| AVAILABLE DATA |
┄┄┄┄┄┄┄┄┄┄┄┄┄┄┄┄┄┄┄┄

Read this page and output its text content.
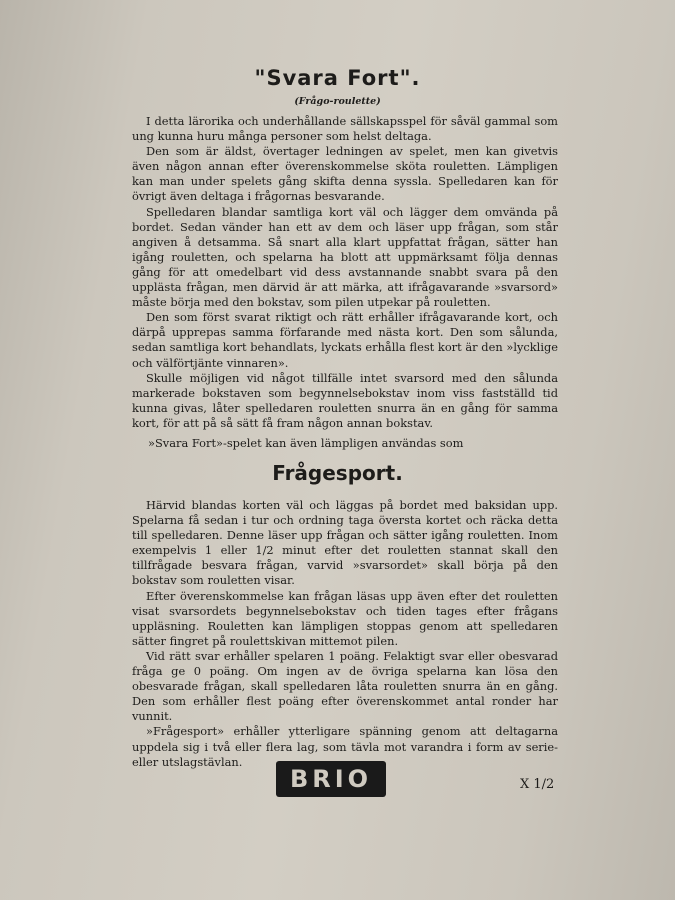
"Svara Fort".
(Frågo-roulette)

I detta lärorika och underhållande sällskapsspel för såväl gammal som ung kunna huru många personer som helst deltaga.

Den som är äldst, övertager ledningen av spelet, men kan givetvis även någon annan efter överenskommelse sköta rouletten. Lämpligen kan man under spelets gång skifta denna syssla. Spelledaren kan för övrigt även deltaga i frågornas besvarande.

Spelledaren blandar samtliga kort väl och lägger dem omvända på bordet. Sedan vänder han ett av dem och läser upp frågan, som står angiven å detsamma. Så snart alla klart uppfattat frågan, sätter han igång rouletten, och spelarna ha blott att uppmärksamt följa dennas gång för att omedelbart vid dess avstannande snabbt svara på den upplästa frågan, men därvid är att märka, att ifrågavarande »svarsord» måste börja med den bokstav, som pilen utpekar på rouletten.

Den som först svarat riktigt och rätt erhåller ifrågavarande kort, och därpå upprepas samma förfarande med nästa kort. Den som sålunda, sedan samtliga kort behandlats, lyckats erhålla flest kort är den »lycklige och välförtjänte vinnaren».

Skulle möjligen vid något tillfälle intet svarsord med den sålunda markerade bokstaven som begynnelsebokstav inom viss fastställd tid kunna givas, låter spelledaren rouletten snurra än en gång för samma kort, för att på så sätt få fram någon annan bokstav.

»Svara Fort»-spelet kan även lämpligen användas som
Frågesport.

Härvid blandas korten väl och läggas på bordet med baksidan upp. Spelarna få sedan i tur och ordning taga översta kortet och räcka detta till spelledaren. Denne läser upp frågan och sätter igång rouletten. Inom exempelvis 1 eller 1/2 minut efter det rouletten stannat skall den tillfrågade besvara frågan, varvid »svarsordet» skall börja på den bokstav som rouletten visar.

Efter överenskommelse kan frågan läsas upp även efter det rouletten visat svarsordets begynnelsebokstav och tiden tages efter frågans uppläsning. Rouletten kan lämpligen stoppas genom att spelledaren sätter fingret på roulettskivan mittemot pilen.

Vid rätt svar erhåller spelaren 1 poäng. Felaktigt svar eller obesvarad fråga ge 0 poäng. Om ingen av de övriga spelarna kan lösa den obesvarade frågan, skall spelledaren låta rouletten snurra än en gång. Den som erhåller flest poäng efter överenskommet antal ronder har vunnit.

»Frågesport» erhåller ytterligare spänning genom att deltagarna uppdela sig i två eller flera lag, som tävla mot varandra i form av serie- eller utslagstävlan.

BRIO	X 1/2
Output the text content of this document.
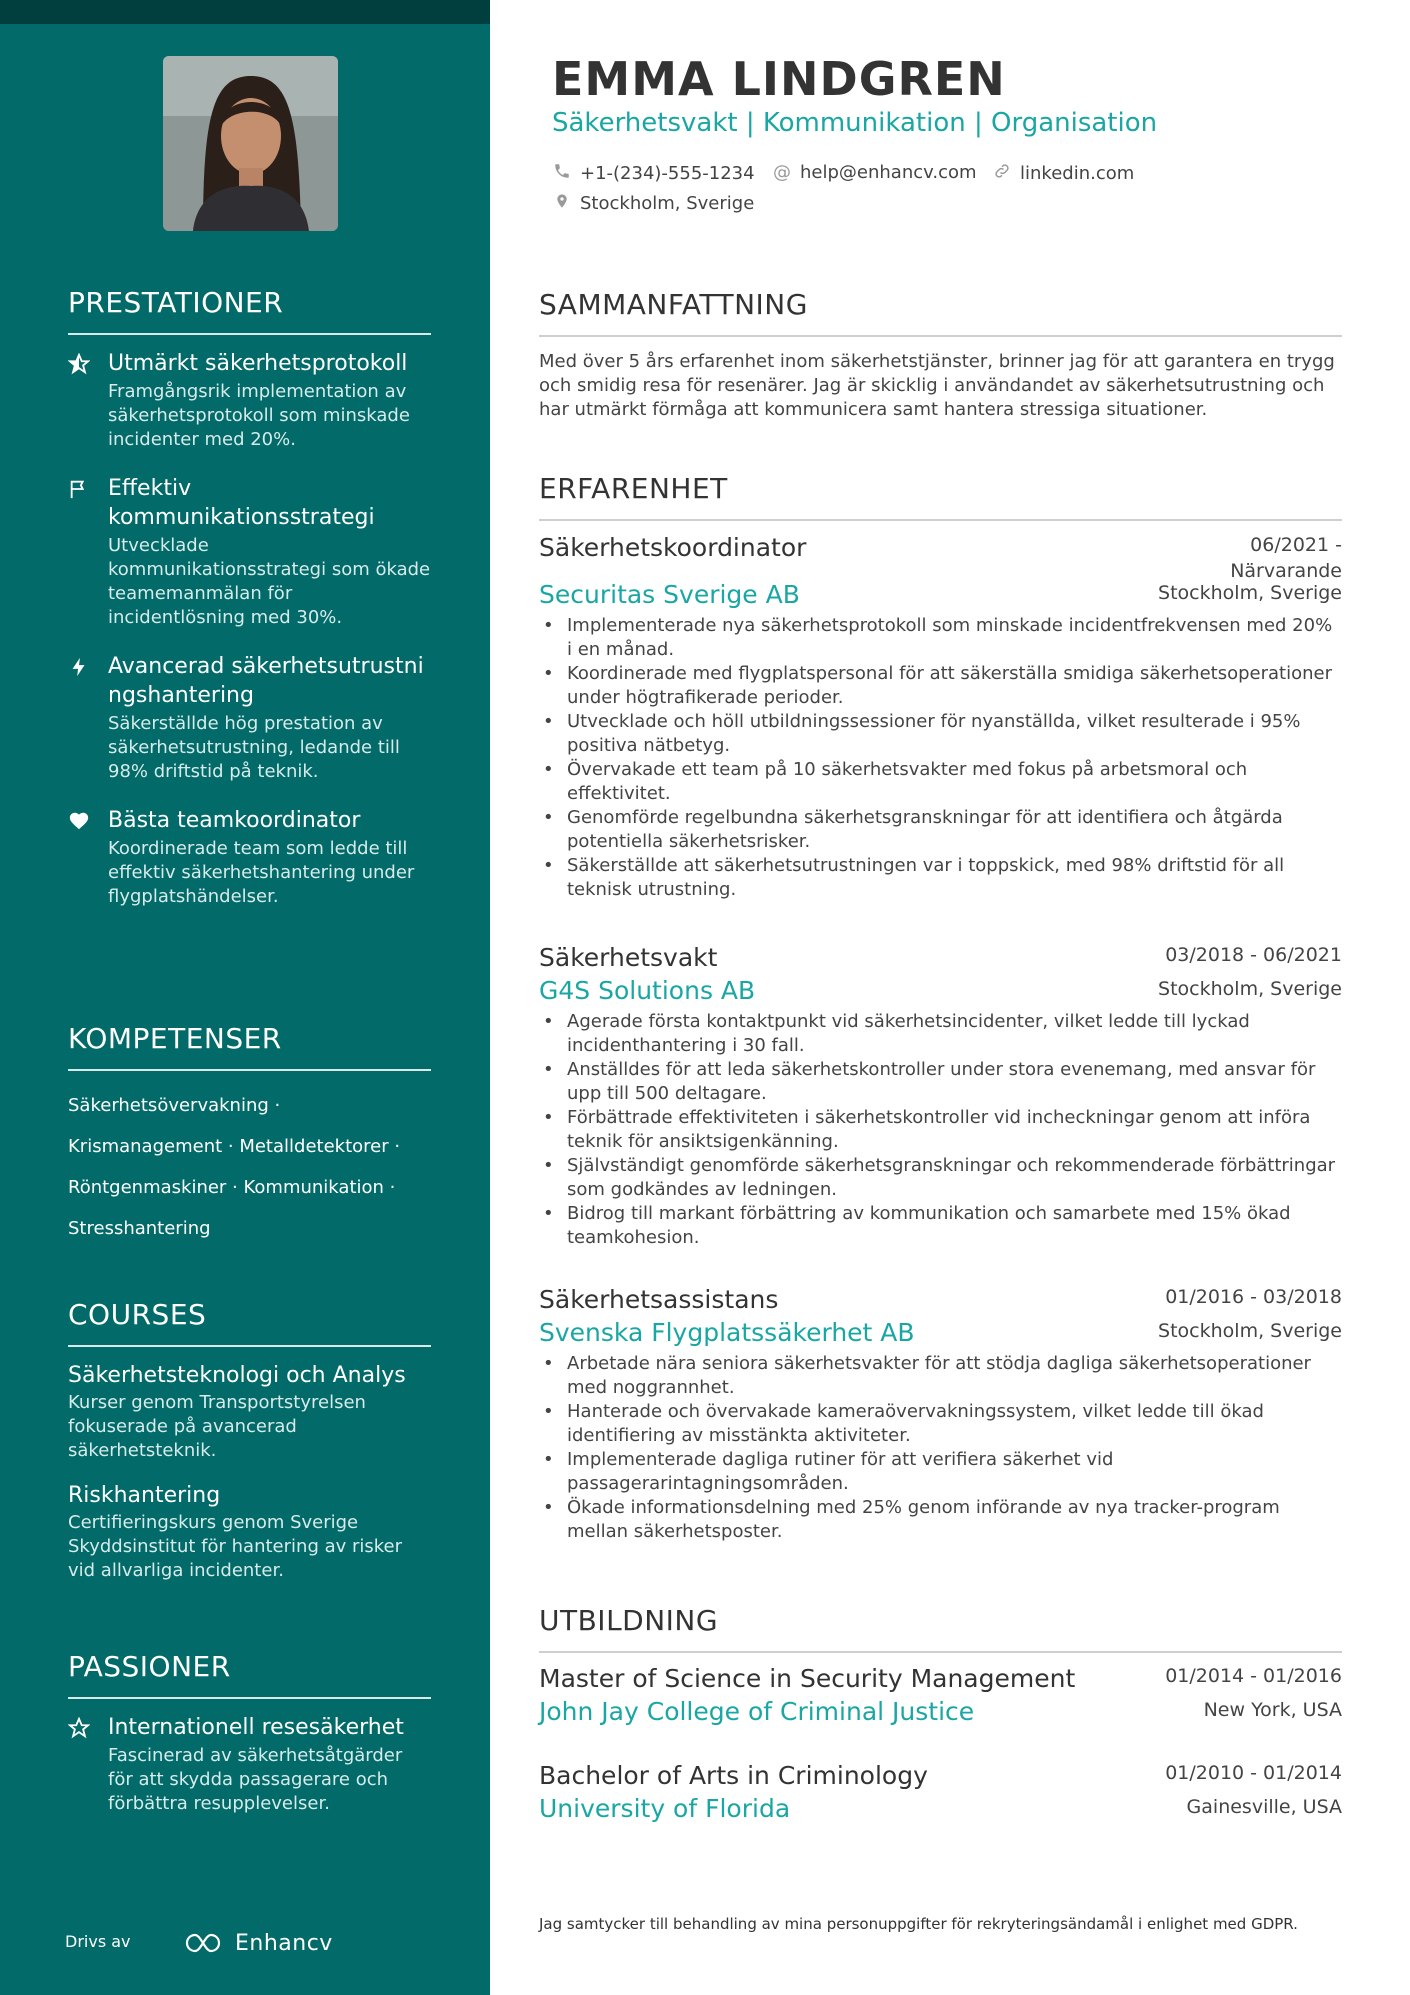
PRESTATIONER
Utmärkt säkerhetsprotokoll
Framgångsrik implementation av säkerhetsprotokoll som minskade incidenter med 20%.
Effektiv kommunikationsstrategi
Utvecklade kommunikationsstrategi som ökade teamemanmälan för incidentlösning med 30%.
Avancerad säkerhetsutrustningshantering
Säkerställde hög prestation av säkerhetsutrustning, ledande till 98% driftstid på teknik.
Bästa teamkoordinator
Koordinerade team som ledde till effektiv säkerhetshantering under flygplatshändelser.
KOMPETENSER
Säkerhetsövervakning ·
Krismanagement · Metalldetektorer ·
Röntgenmaskiner · Kommunikation ·
Stresshantering
COURSES
Säkerhetsteknologi och Analys
Kurser genom Transportstyrelsen fokuserade på avancerad säkerhetsteknik.
Riskhantering
Certifieringskurs genom Sverige Skyddsinstitut för hantering av risker vid allvarliga incidenter.
PASSIONER
Internationell resesäkerhet
Fascinerad av säkerhetsåtgärder för att skydda passagerare och förbättra resupplevelser.
Drivs av	Enhancv
EMMA LINDGREN
Säkerhetsvakt | Kommunikation | Organisation
+1-(234)-555-1234 @ help@enhancv.com linkedin.com
Stockholm, Sverige
SAMMANFATTNING
Med över 5 års erfarenhet inom säkerhetstjänster, brinner jag för att garantera en trygg och smidig resa för resenärer. Jag är skicklig i användandet av säkerhetsutrustning och har utmärkt förmåga att kommunicera samt hantera stressiga situationer.
ERFARENHET
Säkerhetskoordinator	06/2021 - Närvarande
Securitas Sverige AB	Stockholm, Sverige
• Implementerade nya säkerhetsprotokoll som minskade incidentfrekvensen med 20% i en månad.
• Koordinerade med flygplatspersonal för att säkerställa smidiga säkerhetsoperationer under högtrafikerade perioder.
• Utvecklade och höll utbildningssessioner för nyanställda, vilket resulterade i 95% positiva nätbetyg.
• Övervakade ett team på 10 säkerhetsvakter med fokus på arbetsmoral och effektivitet.
• Genomförde regelbundna säkerhetsgranskningar för att identifiera och åtgärda potentiella säkerhetsrisker.
• Säkerställde att säkerhetsutrustningen var i toppskick, med 98% driftstid för all teknisk utrustning.
Säkerhetsvakt	03/2018 - 06/2021
G4S Solutions AB	Stockholm, Sverige
• Agerade första kontaktpunkt vid säkerhetsincidenter, vilket ledde till lyckad incidenthantering i 30 fall.
• Anställdes för att leda säkerhetskontroller under stora evenemang, med ansvar för upp till 500 deltagare.
• Förbättrade effektiviteten i säkerhetskontroller vid incheckningar genom att införa teknik för ansiktsigenkänning.
• Självständigt genomförde säkerhetsgranskningar och rekommenderade förbättringar som godkändes av ledningen.
• Bidrog till markant förbättring av kommunikation och samarbete med 15% ökad teamkohesion.
Säkerhetsassistans	01/2016 - 03/2018
Svenska Flygplatssäkerhet AB	Stockholm, Sverige
• Arbetade nära seniora säkerhetsvakter för att stödja dagliga säkerhetsoperationer med noggrannhet.
• Hanterade och övervakade kameraövervakningssystem, vilket ledde till ökad identifiering av misstänkta aktiviteter.
• Implementerade dagliga rutiner för att verifiera säkerhet vid passagerarintagningsområden.
• Ökade informationsdelning med 25% genom införande av nya tracker-program mellan säkerhetsposter.
UTBILDNING
Master of Science in Security Management	01/2014 - 01/2016
John Jay College of Criminal Justice	New York, USA
Bachelor of Arts in Criminology	01/2010 - 01/2014
University of Florida	Gainesville, USA
Jag samtycker till behandling av mina personuppgifter för rekryteringsändamål i enlighet med GDPR.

┄┄┄┄┄┄┄┄┄┄┄┄┄┄┄┄┄┄┄┄

| PROBLEM STATEMENT |
Reproduce the listing verbatim, pictures excluded.

| ANSWER TO THIS EXERCISE |
Read this page and output its text content.
"Svara Fort".
(Frågo-roulette)

I detta lärorika och underhållande sällskapsspel för såväl gammal som ung kunna huru många personer som helst deltaga.

Den som är äldst, övertager ledningen av spelet, men kan givetvis även någon annan efter överenskommelse sköta rouletten. Lämpligen kan man under spelets gång skifta denna syssla. Spelledaren kan för övrigt även deltaga i frågornas besvarande.

Spelledaren blandar samtliga kort väl och lägger dem omvända på bordet. Sedan vänder han ett av dem och läser upp frågan, som står angiven å detsamma. Så snart alla klart uppfattat frågan, sätter han igång rouletten, och spelarna ha blott att uppmärksamt följa dennas gång för att omedelbart vid dess avstannande snabbt svara på den upplästa frågan, men därvid är att märka, att ifrågavarande »svarsord» måste börja med den bokstav, som pilen utpekar på rouletten.

Den som först svarat riktigt och rätt erhåller ifrågavarande kort, och därpå upprepas samma förfarande med nästa kort. Den som sålunda, sedan samtliga kort behandlats, lyckats erhålla flest kort är den »lycklige och välförtjänte vinnaren».

Skulle möjligen vid något tillfälle intet svarsord med den sålunda markerade bokstaven som begynnelsebokstav inom viss fastställd tid kunna givas, låter spelledaren rouletten snurra än en gång för samma kort, för att på så sätt få fram någon annan bokstav.

»Svara Fort»-spelet kan även lämpligen användas som
Frågesport.

Härvid blandas korten väl och läggas på bordet med baksidan upp. Spelarna få sedan i tur och ordning taga översta kortet och räcka detta till spelledaren. Denne läser upp frågan och sätter igång rouletten. Inom exempelvis 1 eller 1/2 minut efter det rouletten stannat skall den tillfrågade besvara frågan, varvid »svarsordet» skall börja på den bokstav som rouletten visar.

Efter överenskommelse kan frågan läsas upp även efter det rouletten visat svarsordets begynnelsebokstav och tiden tages efter frågans uppläsning. Rouletten kan lämpligen stoppas genom att spelledaren sätter fingret på roulettskivan mittemot pilen.

Vid rätt svar erhåller spelaren 1 poäng. Felaktigt svar eller obesvarad fråga ge 0 poäng. Om ingen av de övriga spelarna kan lösa den obesvarade frågan, skall spelledaren låta rouletten snurra än en gång. Den som erhåller flest poäng efter överenskommet antal ronder har vunnit.

»Frågesport» erhåller ytterligare spänning genom att deltagarna uppdela sig i två eller flera lag, som tävla mot varandra i form av serie- eller utslagstävlan.

BRIO	X 1/2
Output the text content of this document.
PRESTATIONER
Utmärkt säkerhetsprotokoll
Framgångsrik implementation av säkerhetsprotokoll som minskade incidenter med 20%.
Effektiv kommunikationsstrategi
Utvecklade kommunikationsstrategi som ökade teamemanmälan för incidentlösning med 30%.
Avancerad säkerhetsutrustningshantering
Säkerställde hög prestation av säkerhetsutrustning, ledande till 98% driftstid på teknik.
Bästa teamkoordinator
Koordinerade team som ledde till effektiv säkerhetshantering under flygplatshändelser.
KOMPETENSER
Säkerhetsövervakning ·
Krismanagement · Metalldetektorer ·
Röntgenmaskiner · Kommunikation ·
Stresshantering
COURSES
Säkerhetsteknologi och Analys
Kurser genom Transportstyrelsen fokuserade på avancerad säkerhetsteknik.
Riskhantering
Certifieringskurs genom Sverige Skyddsinstitut för hantering av risker vid allvarliga incidenter.
PASSIONER
Internationell resesäkerhet
Fascinerad av säkerhetsåtgärder för att skydda passagerare och förbättra resupplevelser.
Drivs av	Enhancv
EMMA LINDGREN
Säkerhetsvakt | Kommunikation | Organisation
+1-(234)-555-1234 @ help@enhancv.com linkedin.com
Stockholm, Sverige
SAMMANFATTNING
Med över 5 års erfarenhet inom säkerhetstjänster, brinner jag för att garantera en trygg och smidig resa för resenärer. Jag är skicklig i användandet av säkerhetsutrustning och har utmärkt förmåga att kommunicera samt hantera stressiga situationer.
ERFARENHET
Säkerhetskoordinator	06/2021 - Närvarande
Securitas Sverige AB	Stockholm, Sverige
• Implementerade nya säkerhetsprotokoll som minskade incidentfrekvensen med 20% i en månad.
• Koordinerade med flygplatspersonal för att säkerställa smidiga säkerhetsoperationer under högtrafikerade perioder.
• Utvecklade och höll utbildningssessioner för nyanställda, vilket resulterade i 95% positiva nätbetyg.
• Övervakade ett team på 10 säkerhetsvakter med fokus på arbetsmoral och effektivitet.
• Genomförde regelbundna säkerhetsgranskningar för att identifiera och åtgärda potentiella säkerhetsrisker.
• Säkerställde att säkerhetsutrustningen var i toppskick, med 98% driftstid för all teknisk utrustning.
Säkerhetsvakt	03/2018 - 06/2021
G4S Solutions AB	Stockholm, Sverige
• Agerade första kontaktpunkt vid säkerhetsincidenter, vilket ledde till lyckad incidenthantering i 30 fall.
• Anställdes för att leda säkerhetskontroller under stora evenemang, med ansvar för upp till 500 deltagare.
• Förbättrade effektiviteten i säkerhetskontroller vid incheckningar genom att införa teknik för ansiktsigenkänning.
• Självständigt genomförde säkerhetsgranskningar och rekommenderade förbättringar som godkändes av ledningen.
• Bidrog till markant förbättring av kommunikation och samarbete med 15% ökad teamkohesion.
Säkerhetsassistans	01/2016 - 03/2018
Svenska Flygplatssäkerhet AB	Stockholm, Sverige
• Arbetade nära seniora säkerhetsvakter för att stödja dagliga säkerhetsoperationer med noggrannhet.
• Hanterade och övervakade kameraövervakningssystem, vilket ledde till ökad identifiering av misstänkta aktiviteter.
• Implementerade dagliga rutiner för att verifiera säkerhet vid passagerarintagningsområden.
• Ökade informationsdelning med 25% genom införande av nya tracker-program mellan säkerhetsposter.
UTBILDNING
Master of Science in Security Management	01/2014 - 01/2016
John Jay College of Criminal Justice	New York, USA
Bachelor of Arts in Criminology	01/2010 - 01/2014
University of Florida	Gainesville, USA
Jag samtycker till behandling av mina personuppgifter för rekryteringsändamål i enlighet med GDPR.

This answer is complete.